** START Excerpted records **
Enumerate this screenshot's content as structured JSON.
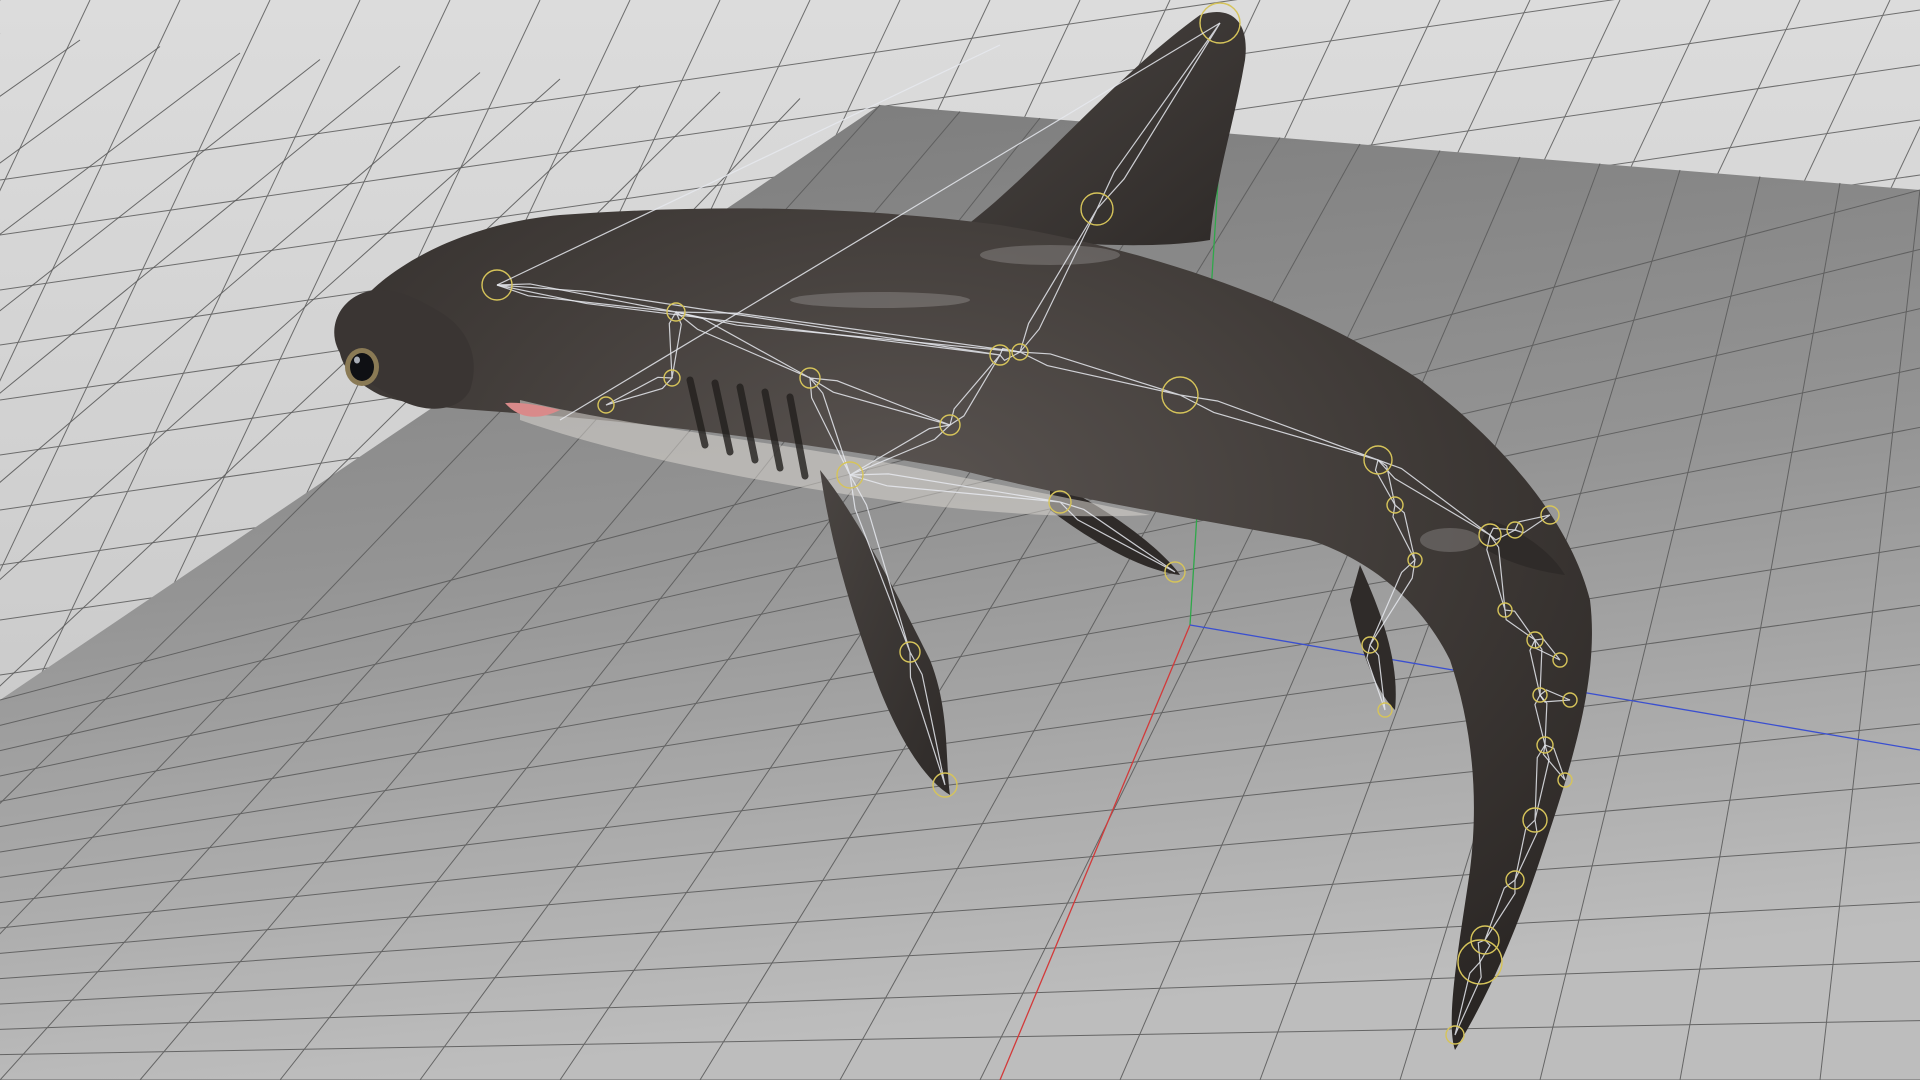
{
  "viewport": {
    "view_mode": "perspective",
    "grid_visible": true,
    "background_color": "#c9c9c9",
    "ground_plane_color": "#8f8f8f",
    "grid_line_color": "#555555",
    "axis_colors": {
      "x": "#d23a3a",
      "y": "#2fa84a",
      "z": "#3a4fd0"
    }
  },
  "model": {
    "name": "hammerhead-shark",
    "skin_color": "#3d3835",
    "belly_color": "#d9d6d0",
    "rig": {
      "visible": true,
      "bone_color": "#e6e9ee",
      "joint_color": "#d6c45a"
    }
  }
}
** END Excerpted records **
**Exercise**
Can the entries above be repeated exactly, without their pictures?

**Worked answer**
Enumerate this screenshot's content as structured JSON.
{
  "viewport": {
    "view_mode": "perspective",
    "grid_visible": true,
    "background_color": "#c9c9c9",
    "ground_plane_color": "#8f8f8f",
    "grid_line_color": "#555555",
    "axis_colors": {
      "x": "#d23a3a",
      "y": "#2fa84a",
      "z": "#3a4fd0"
    }
  },
  "model": {
    "name": "hammerhead-shark",
    "skin_color": "#3d3835",
    "belly_color": "#d9d6d0",
    "rig": {
      "visible": true,
      "bone_color": "#e6e9ee",
      "joint_color": "#d6c45a"
    }
  }
}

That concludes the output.